▶ **EXERCISE**
Report every line in the listing below where the string "crystals" shows up.

(Dataset excerpt)
** START **

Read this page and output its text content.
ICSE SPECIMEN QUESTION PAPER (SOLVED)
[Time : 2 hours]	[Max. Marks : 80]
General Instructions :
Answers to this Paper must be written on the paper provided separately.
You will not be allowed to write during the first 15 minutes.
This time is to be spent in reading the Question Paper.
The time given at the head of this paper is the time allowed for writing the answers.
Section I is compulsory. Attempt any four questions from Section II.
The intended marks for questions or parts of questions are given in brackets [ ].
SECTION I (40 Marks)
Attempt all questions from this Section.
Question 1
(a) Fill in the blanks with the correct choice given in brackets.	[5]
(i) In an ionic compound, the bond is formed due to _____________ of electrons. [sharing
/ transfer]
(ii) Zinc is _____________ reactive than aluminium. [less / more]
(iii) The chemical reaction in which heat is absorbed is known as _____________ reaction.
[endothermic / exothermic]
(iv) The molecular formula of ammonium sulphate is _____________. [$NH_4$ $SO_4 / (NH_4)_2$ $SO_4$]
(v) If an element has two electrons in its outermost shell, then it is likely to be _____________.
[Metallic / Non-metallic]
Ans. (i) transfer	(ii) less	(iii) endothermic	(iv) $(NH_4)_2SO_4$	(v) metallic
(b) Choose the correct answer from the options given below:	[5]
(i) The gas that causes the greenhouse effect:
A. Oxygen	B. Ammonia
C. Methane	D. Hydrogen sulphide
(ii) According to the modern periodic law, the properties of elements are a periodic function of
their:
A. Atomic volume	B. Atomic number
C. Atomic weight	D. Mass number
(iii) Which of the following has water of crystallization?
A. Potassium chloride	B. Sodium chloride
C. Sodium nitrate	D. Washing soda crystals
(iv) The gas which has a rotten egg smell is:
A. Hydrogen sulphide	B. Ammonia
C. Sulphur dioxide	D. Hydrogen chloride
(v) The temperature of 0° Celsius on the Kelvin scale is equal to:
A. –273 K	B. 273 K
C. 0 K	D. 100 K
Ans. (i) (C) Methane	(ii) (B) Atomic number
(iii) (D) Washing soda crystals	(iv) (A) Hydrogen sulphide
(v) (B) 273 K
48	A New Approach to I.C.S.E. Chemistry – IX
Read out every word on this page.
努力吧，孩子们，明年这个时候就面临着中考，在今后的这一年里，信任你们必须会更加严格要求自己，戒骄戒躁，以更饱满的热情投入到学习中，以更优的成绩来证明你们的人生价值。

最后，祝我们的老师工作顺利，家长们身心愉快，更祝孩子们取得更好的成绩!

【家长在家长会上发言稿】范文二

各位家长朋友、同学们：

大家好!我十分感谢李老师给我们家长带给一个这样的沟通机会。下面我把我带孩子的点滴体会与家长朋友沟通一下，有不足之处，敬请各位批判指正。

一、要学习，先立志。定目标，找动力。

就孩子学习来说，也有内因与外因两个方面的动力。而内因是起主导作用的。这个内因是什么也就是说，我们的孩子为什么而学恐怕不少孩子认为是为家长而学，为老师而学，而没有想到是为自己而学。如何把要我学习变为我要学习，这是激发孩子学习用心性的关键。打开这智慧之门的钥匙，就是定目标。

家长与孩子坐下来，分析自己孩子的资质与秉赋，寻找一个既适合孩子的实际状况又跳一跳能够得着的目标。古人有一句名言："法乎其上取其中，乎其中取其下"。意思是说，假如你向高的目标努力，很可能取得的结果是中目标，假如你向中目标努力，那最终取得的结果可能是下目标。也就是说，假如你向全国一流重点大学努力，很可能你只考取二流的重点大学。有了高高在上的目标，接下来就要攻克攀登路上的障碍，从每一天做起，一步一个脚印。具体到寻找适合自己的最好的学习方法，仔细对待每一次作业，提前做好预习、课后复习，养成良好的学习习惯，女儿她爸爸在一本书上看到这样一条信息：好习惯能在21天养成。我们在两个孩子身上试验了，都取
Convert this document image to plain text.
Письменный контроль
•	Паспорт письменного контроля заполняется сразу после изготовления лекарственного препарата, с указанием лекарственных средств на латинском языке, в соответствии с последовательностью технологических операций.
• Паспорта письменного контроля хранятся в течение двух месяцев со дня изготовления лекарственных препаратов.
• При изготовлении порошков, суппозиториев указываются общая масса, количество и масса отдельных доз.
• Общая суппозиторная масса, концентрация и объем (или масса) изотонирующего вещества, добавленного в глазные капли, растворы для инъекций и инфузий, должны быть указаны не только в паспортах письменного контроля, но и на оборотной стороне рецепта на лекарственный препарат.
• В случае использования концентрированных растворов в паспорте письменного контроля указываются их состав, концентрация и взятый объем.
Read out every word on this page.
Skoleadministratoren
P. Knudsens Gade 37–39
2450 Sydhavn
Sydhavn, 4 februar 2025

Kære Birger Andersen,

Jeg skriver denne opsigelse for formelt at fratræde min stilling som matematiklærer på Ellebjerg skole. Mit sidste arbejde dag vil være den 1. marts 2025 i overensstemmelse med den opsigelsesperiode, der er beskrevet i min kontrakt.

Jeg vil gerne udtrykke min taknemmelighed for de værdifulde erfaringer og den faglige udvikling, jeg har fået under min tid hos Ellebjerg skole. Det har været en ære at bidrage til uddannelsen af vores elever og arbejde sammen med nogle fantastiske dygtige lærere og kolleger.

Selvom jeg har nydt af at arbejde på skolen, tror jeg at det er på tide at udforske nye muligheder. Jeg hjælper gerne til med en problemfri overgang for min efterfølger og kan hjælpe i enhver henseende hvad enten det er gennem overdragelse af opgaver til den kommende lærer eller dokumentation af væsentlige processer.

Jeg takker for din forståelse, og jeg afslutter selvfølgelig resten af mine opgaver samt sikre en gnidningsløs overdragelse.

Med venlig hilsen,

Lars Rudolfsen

** END **

▶ **ANSWER TO THIS TASK**
C. Sodium nitrate	D. Washing soda crystals
(iii) (D) Washing soda crystals	(iv) (A) Hydrogen sulphide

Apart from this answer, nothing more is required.